[start THE INPUT]
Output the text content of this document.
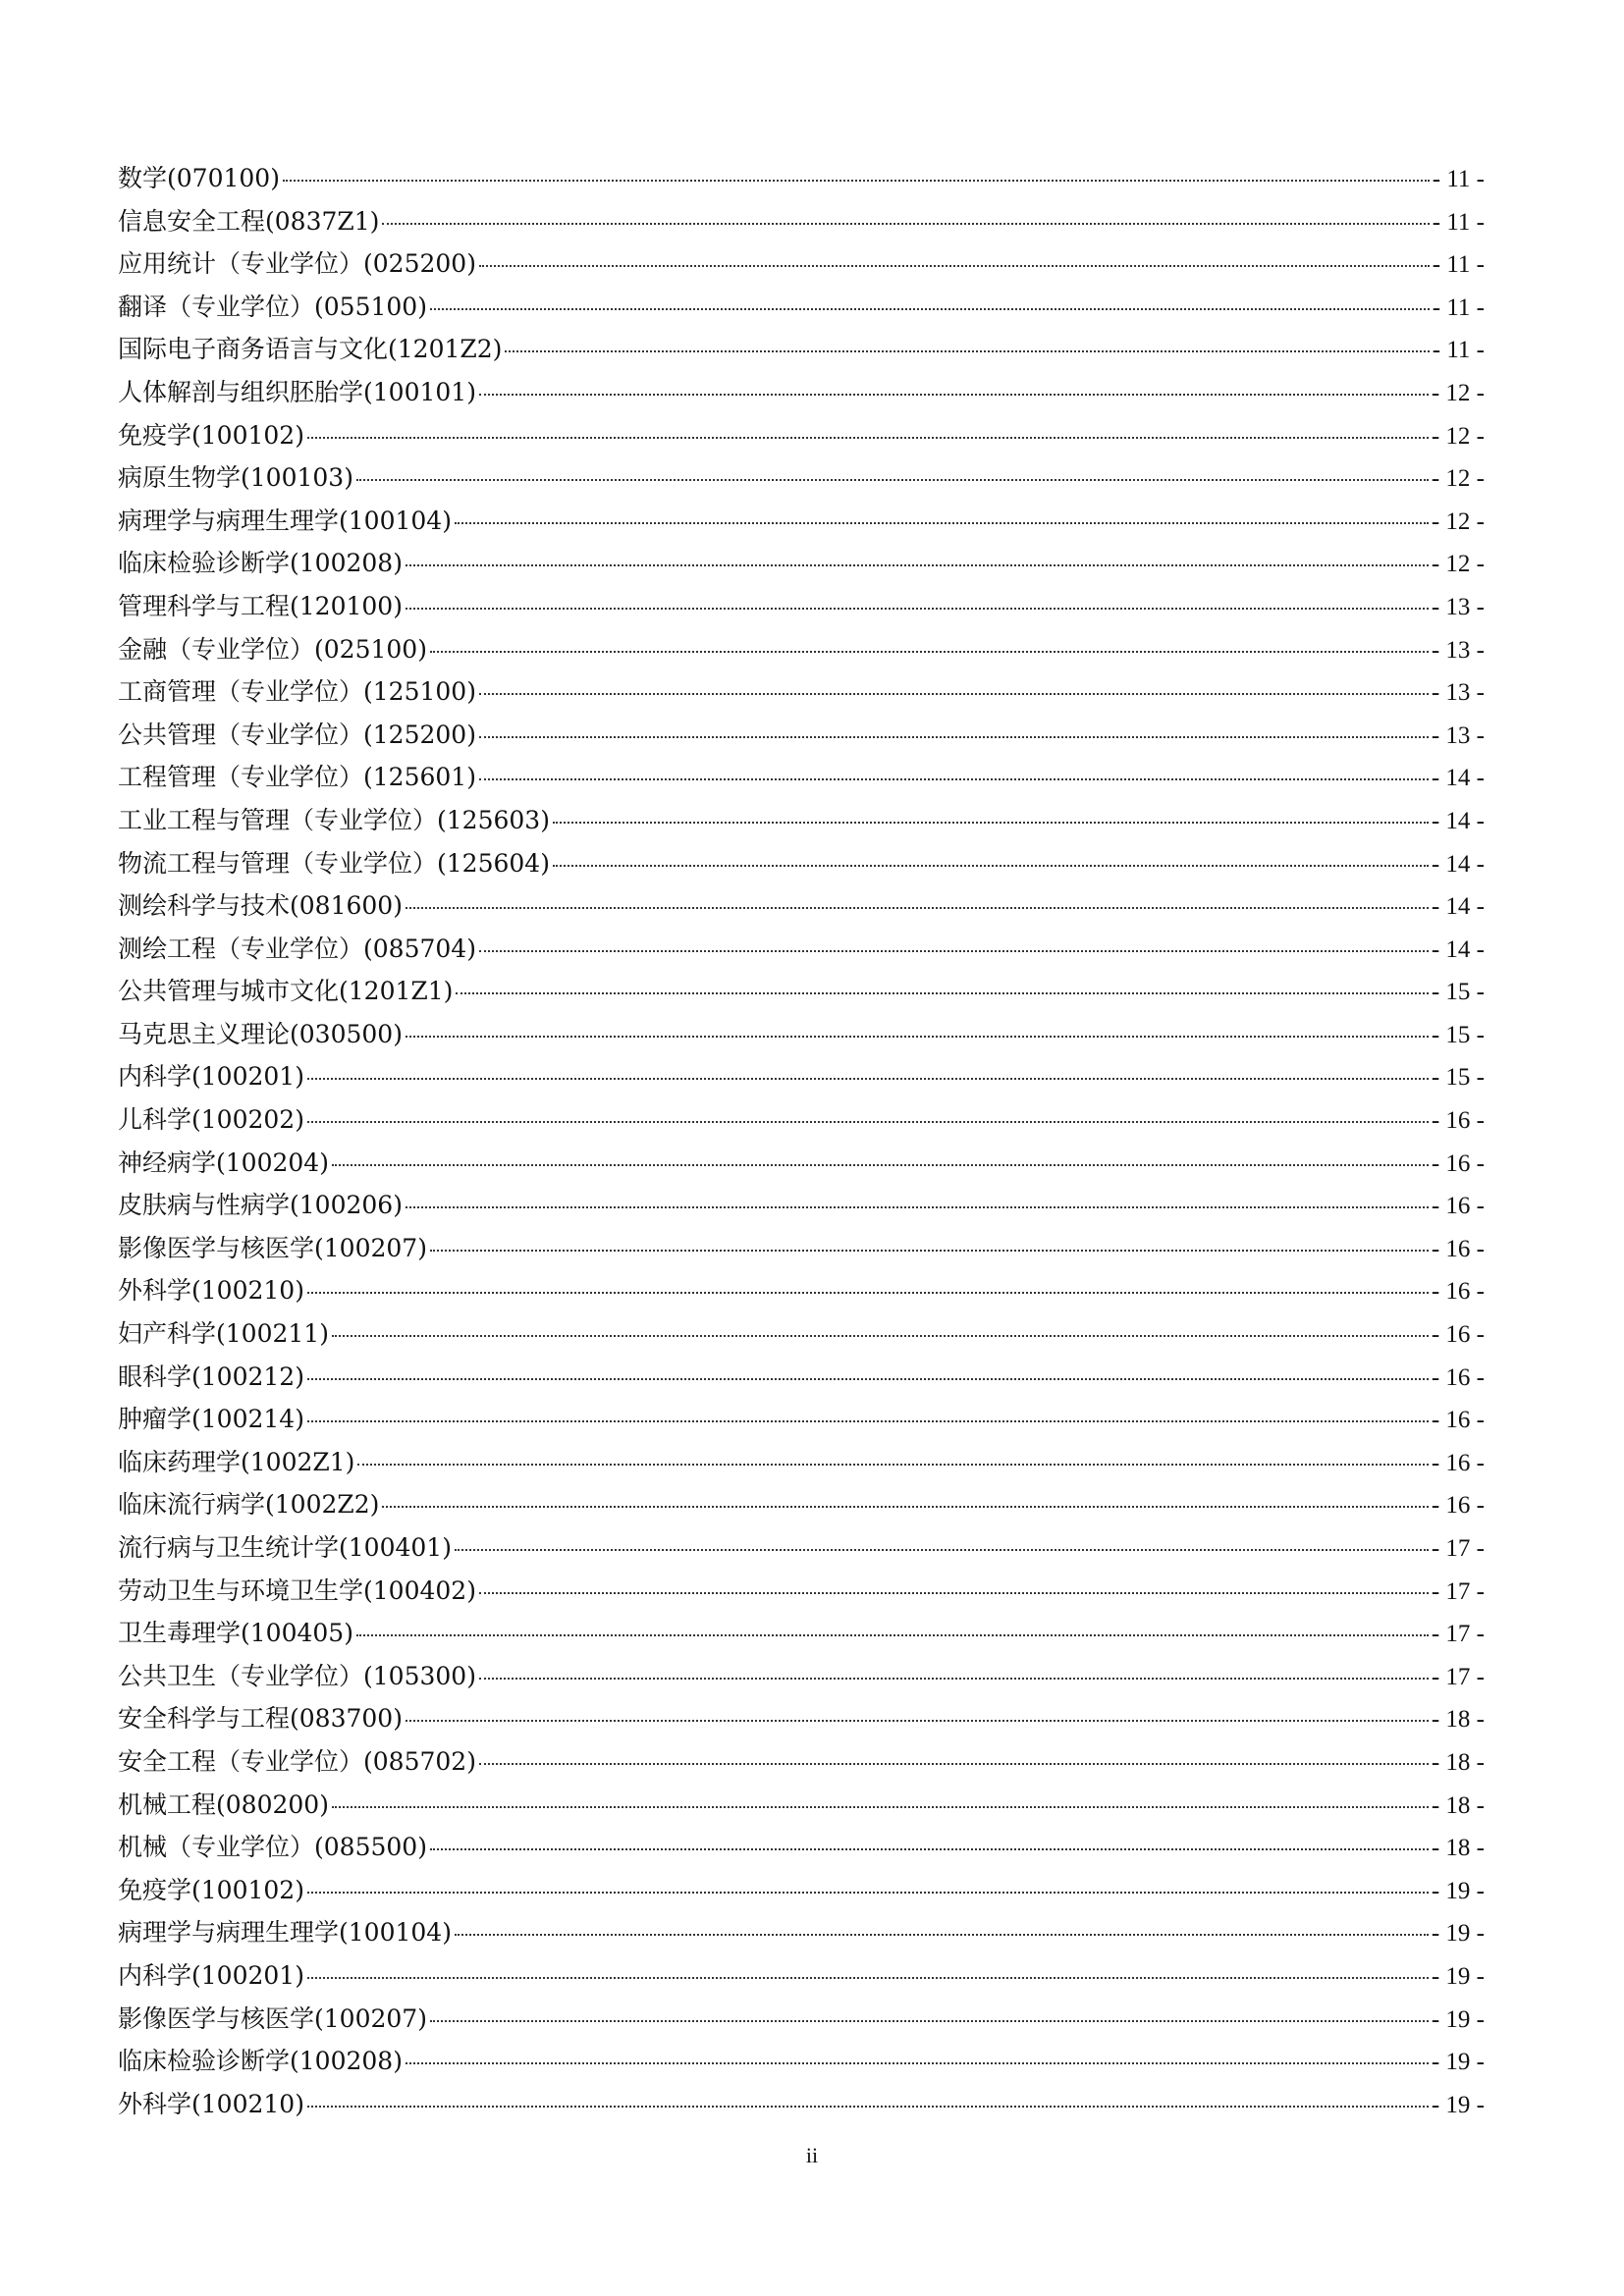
数学(070100)	- 11 -
信息安全工程(0837Z1)	- 11 -
应用统计（专业学位）(025200)	- 11 -
翻译（专业学位）(055100)	- 11 -
国际电子商务语言与文化(1201Z2)	- 11 -
人体解剖与组织胚胎学(100101)	- 12 -
免疫学(100102)	- 12 -
病原生物学(100103)	- 12 -
病理学与病理生理学(100104)	- 12 -
临床检验诊断学(100208)	- 12 -
管理科学与工程(120100)	- 13 -
金融（专业学位）(025100)	- 13 -
工商管理（专业学位）(125100)	- 13 -
公共管理（专业学位）(125200)	- 13 -
工程管理（专业学位）(125601)	- 14 -
工业工程与管理（专业学位）(125603)	- 14 -
物流工程与管理（专业学位）(125604)	- 14 -
测绘科学与技术(081600)	- 14 -
测绘工程（专业学位）(085704)	- 14 -
公共管理与城市文化(1201Z1)	- 15 -
马克思主义理论(030500)	- 15 -
内科学(100201)	- 15 -
儿科学(100202)	- 16 -
神经病学(100204)	- 16 -
皮肤病与性病学(100206)	- 16 -
影像医学与核医学(100207)	- 16 -
外科学(100210)	- 16 -
妇产科学(100211)	- 16 -
眼科学(100212)	- 16 -
肿瘤学(100214)	- 16 -
临床药理学(1002Z1)	- 16 -
临床流行病学(1002Z2)	- 16 -
流行病与卫生统计学(100401)	- 17 -
劳动卫生与环境卫生学(100402)	- 17 -
卫生毒理学(100405)	- 17 -
公共卫生（专业学位）(105300)	- 17 -
安全科学与工程(083700)	- 18 -
安全工程（专业学位）(085702)	- 18 -
机械工程(080200)	- 18 -
机械（专业学位）(085500)	- 18 -
免疫学(100102)	- 19 -
病理学与病理生理学(100104)	- 19 -
内科学(100201)	- 19 -
影像医学与核医学(100207)	- 19 -
临床检验诊断学(100208)	- 19 -
外科学(100210)	- 19 -
ii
[end THE INPUT]
| WRITTEN INSTRUCTION |
Only a number is wanted: how many lines of the data above contain "专业学位"?

| WRITTEN REPLY |
12